Structured figure records
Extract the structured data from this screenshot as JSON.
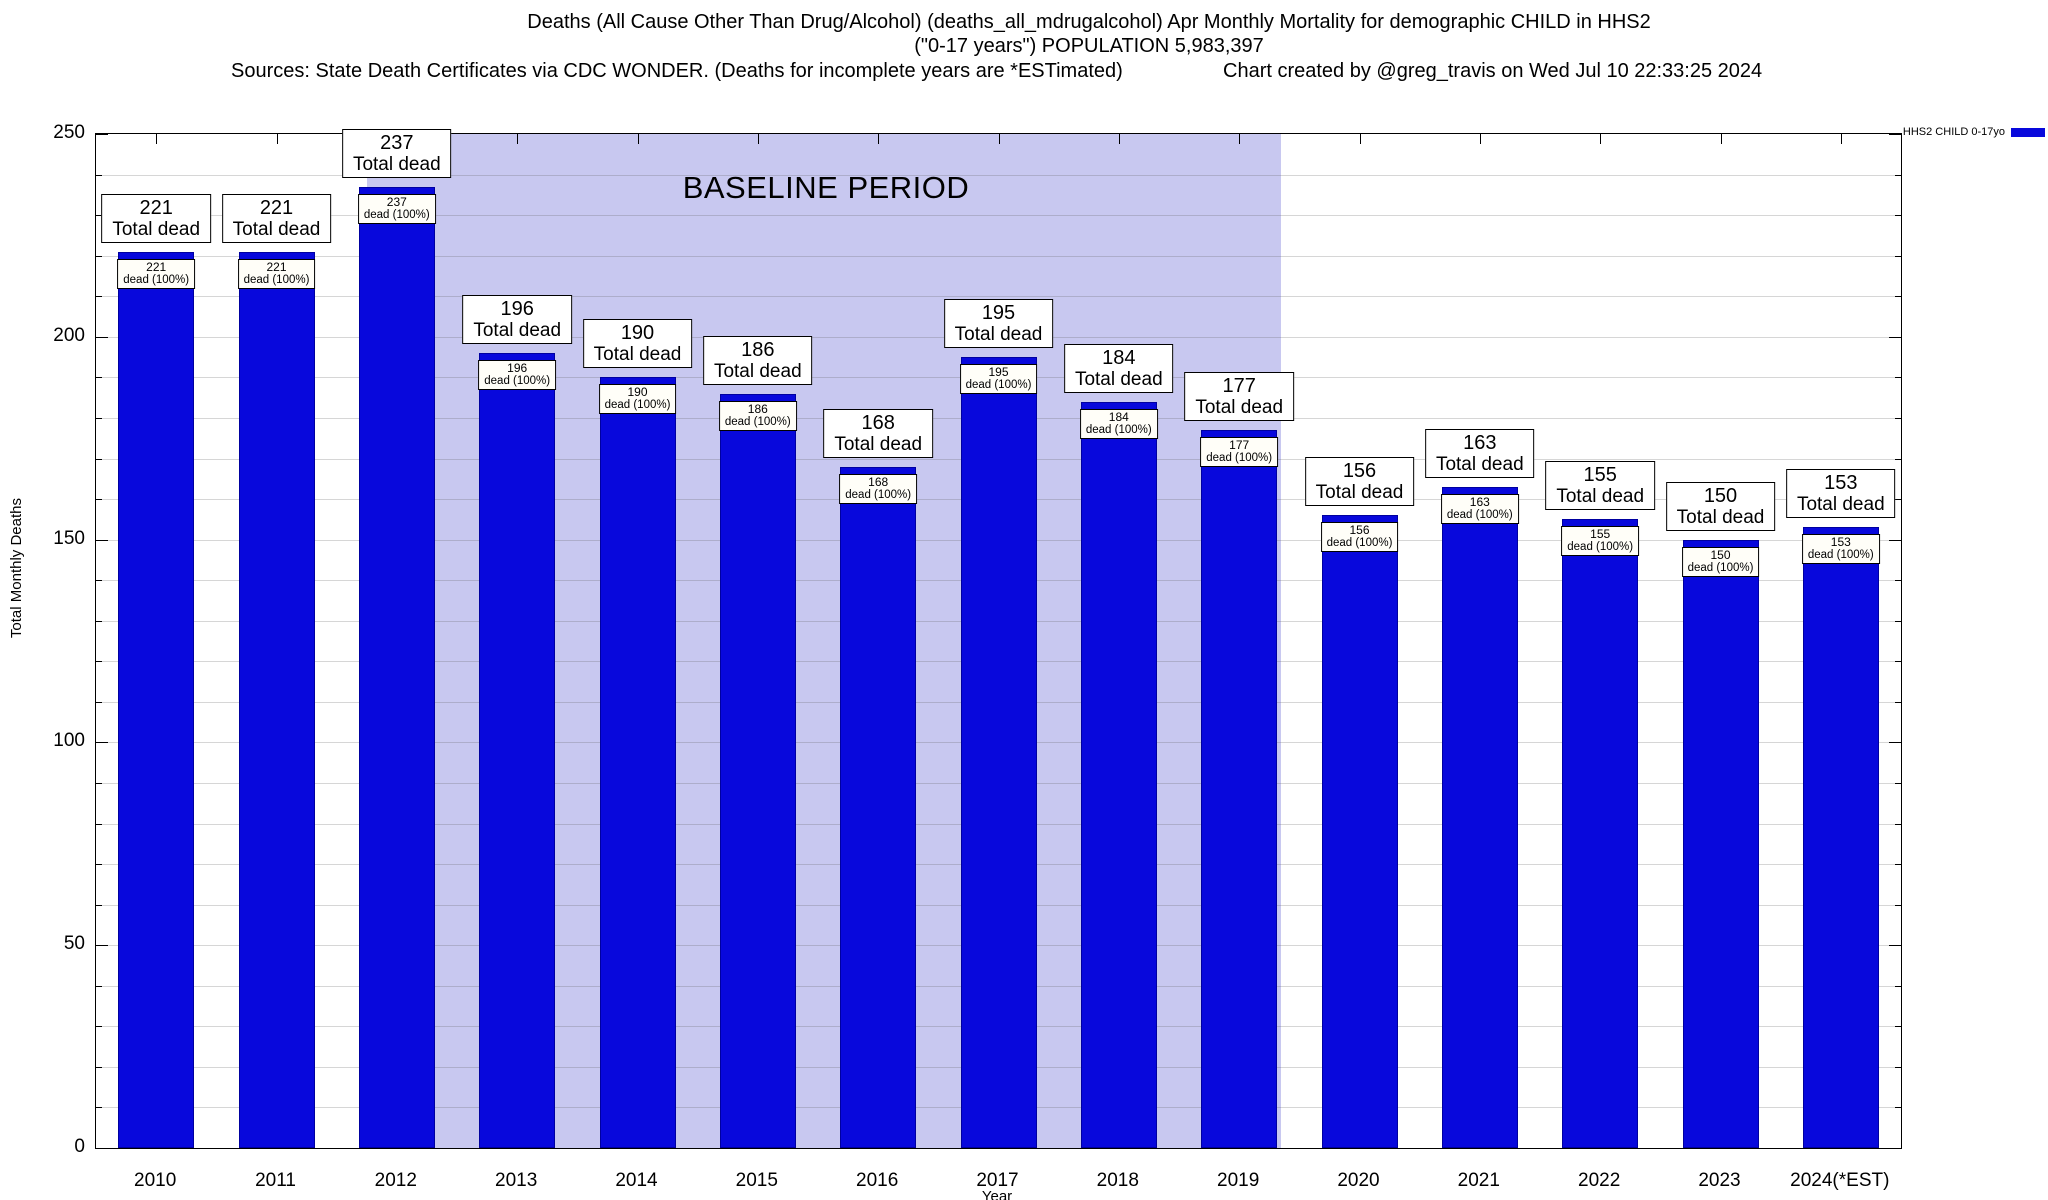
{
  "title": {
    "line1": "Deaths (All Cause Other Than Drug/Alcohol) (deaths_all_mdrugalcohol) Apr Monthly Mortality for demographic CHILD in HHS2",
    "line2": "(\"0-17 years\") POPULATION 5,983,397",
    "sources": "Sources: State Death Certificates via CDC WONDER. (Deaths for incomplete years are *ESTimated)",
    "credit": "Chart created by @greg_travis on Wed Jul 10 22:33:25 2024"
  },
  "legend": {
    "label": "HHS2 CHILD 0-17yo",
    "swatch_color": "#0808dc"
  },
  "chart_data": {
    "type": "bar",
    "categories": [
      "2010",
      "2011",
      "2012",
      "2013",
      "2014",
      "2015",
      "2016",
      "2017",
      "2018",
      "2019",
      "2020",
      "2021",
      "2022",
      "2023",
      "2024(*EST)"
    ],
    "values": [
      221,
      221,
      237,
      196,
      190,
      186,
      168,
      195,
      184,
      177,
      156,
      163,
      155,
      150,
      153
    ],
    "bar_top_label_line2": "Total dead",
    "bar_inner_label_line2": "dead (100%)",
    "xlabel": "Year",
    "ylabel": "Total Monthly Deaths",
    "ylim": [
      0,
      250
    ],
    "yticks": [
      0,
      50,
      100,
      150,
      200,
      250
    ],
    "grid_step": 10,
    "grid": true,
    "legend_position": "top-right",
    "bar_color": "#0808dc",
    "baseline": {
      "label": "BASELINE PERIOD",
      "start_slot": 2.25,
      "end_slot": 9.85,
      "color": "#c8c8f0"
    }
  }
}
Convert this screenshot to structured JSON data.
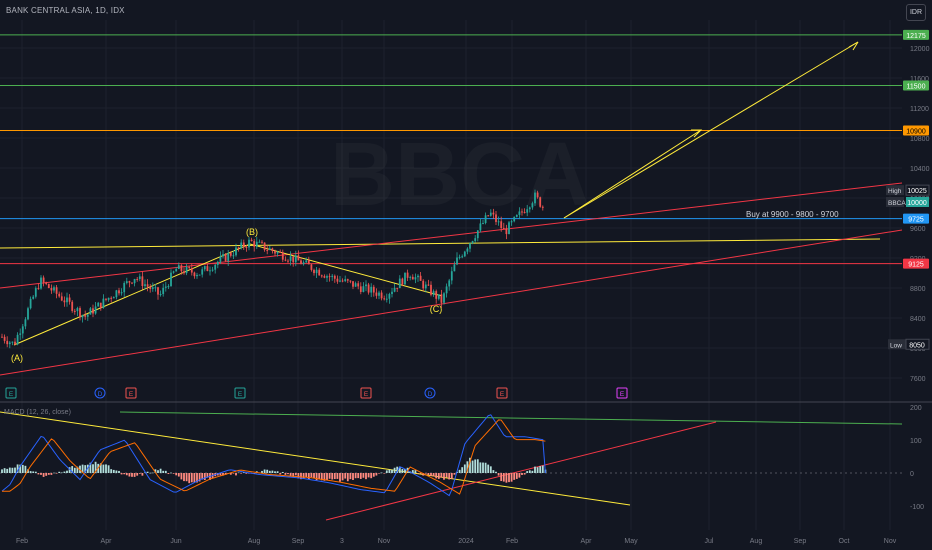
{
  "header": {
    "symbol_title": "BANK CENTRAL ASIA, 1D, IDX",
    "currency": "IDR"
  },
  "colors": {
    "background": "#131722",
    "up_candle": "#26a69a",
    "down_candle": "#ef5350",
    "grid": "#1e222d",
    "macd_line": "#2962ff",
    "signal_line": "#ff6d00",
    "trend_yellow": "#ffeb3b",
    "trend_red": "#f23645"
  },
  "chart_data": [
    {
      "type": "candlestick",
      "title": "BANK CENTRAL ASIA, 1D, IDX",
      "y_ticks": [
        7600,
        8000,
        8400,
        8800,
        9200,
        9600,
        10000,
        10400,
        10800,
        11200,
        11600,
        12000
      ],
      "x_ticks": [
        "Feb",
        "Apr",
        "Jun",
        "Aug",
        "Sep",
        "3",
        "Nov",
        "2024",
        "Feb",
        "Apr",
        "May",
        "Jul",
        "Aug",
        "Sep",
        "Oct",
        "Nov"
      ],
      "ylim": [
        7300,
        12300
      ],
      "price_levels": [
        {
          "label": "12175",
          "value": 12175,
          "color": "#4caf50"
        },
        {
          "label": "11500",
          "value": 11500,
          "color": "#4caf50"
        },
        {
          "label": "10900",
          "value": 10900,
          "color": "#ff9800"
        },
        {
          "label": "9725",
          "value": 9725,
          "color": "#2196f3"
        },
        {
          "label": "9125",
          "value": 9125,
          "color": "#f23645"
        }
      ],
      "markers": [
        {
          "label": "High",
          "value": 10025
        },
        {
          "label": "BBCA",
          "value": 10000
        },
        {
          "label": "Low",
          "value": 8050
        }
      ],
      "annotations": [
        "(A)",
        "(B)",
        "(C)",
        "Buy at 9900 - 9800 - 9700"
      ],
      "event_icons": [
        "E",
        "D",
        "E",
        "E",
        "E",
        "D",
        "E",
        "E"
      ],
      "watermark": "BBCA"
    },
    {
      "type": "bar",
      "title": "MACD (12, 26, close)",
      "y_ticks": [
        200,
        100,
        0,
        -100
      ],
      "ylim": [
        -130,
        210
      ]
    }
  ]
}
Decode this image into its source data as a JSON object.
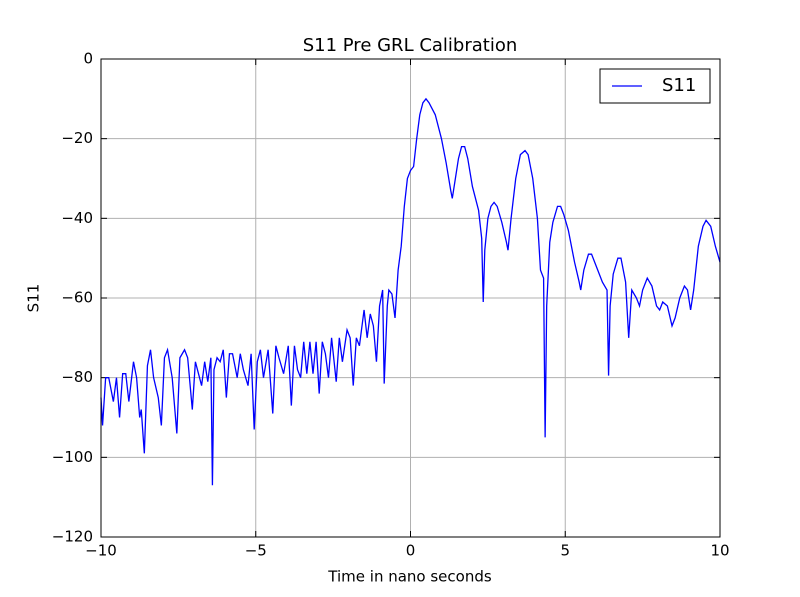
{
  "chart_data": {
    "type": "line",
    "title": "S11 Pre GRL Calibration",
    "xlabel": "Time in nano seconds",
    "ylabel": "S11",
    "x": [
      -10.0,
      -9.95,
      -9.85,
      -9.75,
      -9.6,
      -9.5,
      -9.4,
      -9.3,
      -9.2,
      -9.1,
      -8.95,
      -8.85,
      -8.75,
      -8.7,
      -8.6,
      -8.5,
      -8.4,
      -8.3,
      -8.15,
      -8.05,
      -7.95,
      -7.85,
      -7.7,
      -7.55,
      -7.45,
      -7.3,
      -7.2,
      -7.05,
      -6.95,
      -6.85,
      -6.75,
      -6.65,
      -6.55,
      -6.45,
      -6.4,
      -6.35,
      -6.25,
      -6.15,
      -6.05,
      -5.95,
      -5.85,
      -5.75,
      -5.6,
      -5.5,
      -5.4,
      -5.25,
      -5.15,
      -5.05,
      -4.95,
      -4.85,
      -4.75,
      -4.6,
      -4.45,
      -4.35,
      -4.25,
      -4.1,
      -3.95,
      -3.85,
      -3.75,
      -3.65,
      -3.55,
      -3.45,
      -3.35,
      -3.25,
      -3.15,
      -3.05,
      -2.95,
      -2.85,
      -2.75,
      -2.65,
      -2.55,
      -2.4,
      -2.3,
      -2.2,
      -2.05,
      -1.95,
      -1.85,
      -1.75,
      -1.65,
      -1.5,
      -1.4,
      -1.3,
      -1.2,
      -1.1,
      -1.0,
      -0.9,
      -0.85,
      -0.75,
      -0.7,
      -0.6,
      -0.5,
      -0.4,
      -0.3,
      -0.2,
      -0.1,
      0,
      0.1,
      0.2,
      0.3,
      0.4,
      0.5,
      0.6,
      0.8,
      1.0,
      1.15,
      1.3,
      1.35,
      1.45,
      1.55,
      1.65,
      1.75,
      1.85,
      2.0,
      2.2,
      2.3,
      2.35,
      2.4,
      2.5,
      2.6,
      2.7,
      2.8,
      2.95,
      3.1,
      3.15,
      3.25,
      3.4,
      3.55,
      3.7,
      3.8,
      3.95,
      4.1,
      4.2,
      4.3,
      4.35,
      4.4,
      4.5,
      4.6,
      4.75,
      4.85,
      4.95,
      5.1,
      5.3,
      5.45,
      5.5,
      5.6,
      5.75,
      5.85,
      6.0,
      6.2,
      6.35,
      6.4,
      6.45,
      6.55,
      6.7,
      6.8,
      6.95,
      7.05,
      7.15,
      7.3,
      7.4,
      7.5,
      7.65,
      7.8,
      7.95,
      8.05,
      8.15,
      8.3,
      8.45,
      8.55,
      8.7,
      8.85,
      8.95,
      9.05,
      9.15,
      9.3,
      9.45,
      9.55,
      9.7,
      9.85,
      10.0
    ],
    "series": [
      {
        "name": "S11",
        "color": "#0000ff",
        "values": [
          -85,
          -92,
          -80,
          -80,
          -86,
          -80,
          -90,
          -79,
          -79,
          -86,
          -76,
          -80,
          -90,
          -88,
          -99,
          -77,
          -73,
          -80,
          -85,
          -92,
          -75,
          -73,
          -80,
          -94,
          -75,
          -73,
          -75,
          -88,
          -76,
          -79,
          -82,
          -76,
          -81,
          -75,
          -107,
          -78,
          -75,
          -76,
          -73,
          -85,
          -74,
          -74,
          -80,
          -74,
          -78,
          -82,
          -74,
          -93,
          -76,
          -73,
          -80,
          -73,
          -89,
          -72,
          -75,
          -79,
          -72,
          -87,
          -72,
          -78,
          -80,
          -71,
          -79,
          -71,
          -79,
          -71,
          -84,
          -71,
          -74,
          -80,
          -70,
          -81,
          -70,
          -76,
          -68,
          -70,
          -82,
          -70,
          -72,
          -63,
          -70,
          -64,
          -67,
          -76,
          -62,
          -58,
          -81.5,
          -62,
          -58,
          -59,
          -65,
          -53,
          -47,
          -37,
          -30,
          -28,
          -27,
          -20,
          -14,
          -11,
          -10,
          -11,
          -14,
          -20,
          -26,
          -33,
          -35,
          -30,
          -25,
          -22,
          -22,
          -25,
          -32,
          -38,
          -45,
          -61,
          -48,
          -40,
          -37,
          -36,
          -37,
          -41,
          -46,
          -48,
          -40,
          -30,
          -24,
          -23,
          -24,
          -30,
          -40,
          -53,
          -55,
          -95,
          -62,
          -46,
          -41,
          -37,
          -37,
          -39,
          -43,
          -51,
          -56,
          -58,
          -53,
          -49,
          -49,
          -52,
          -56,
          -58,
          -79.5,
          -62,
          -54,
          -50,
          -50,
          -56,
          -70,
          -58,
          -60,
          -62,
          -58,
          -55,
          -57,
          -62,
          -63,
          -61,
          -62,
          -67,
          -65,
          -60,
          -57,
          -58,
          -63,
          -58,
          -47,
          -42,
          -40.5,
          -42,
          -47,
          -51
        ]
      }
    ],
    "xlim": [
      -10,
      10
    ],
    "ylim": [
      -120,
      0
    ],
    "xticks": [
      {
        "value": -10,
        "label": "−10"
      },
      {
        "value": -5,
        "label": "−5"
      },
      0,
      5,
      10
    ],
    "yticks": [
      {
        "value": -120,
        "label": "−120"
      },
      {
        "value": -100,
        "label": "−100"
      },
      {
        "value": -80,
        "label": "−80"
      },
      {
        "value": -60,
        "label": "−60"
      },
      {
        "value": -40,
        "label": "−40"
      },
      {
        "value": -20,
        "label": "−20"
      },
      0
    ],
    "grid": true,
    "legend": "upper-right"
  }
}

# WHAT IS BEING ASKED
Collect the lines that hold "ASIA".

# REPLY TO THE EXERCISE
    "symbol_title": "BANK CENTRAL ASIA, 1D, IDX",
      "title": "BANK CENTRAL ASIA, 1D, IDX",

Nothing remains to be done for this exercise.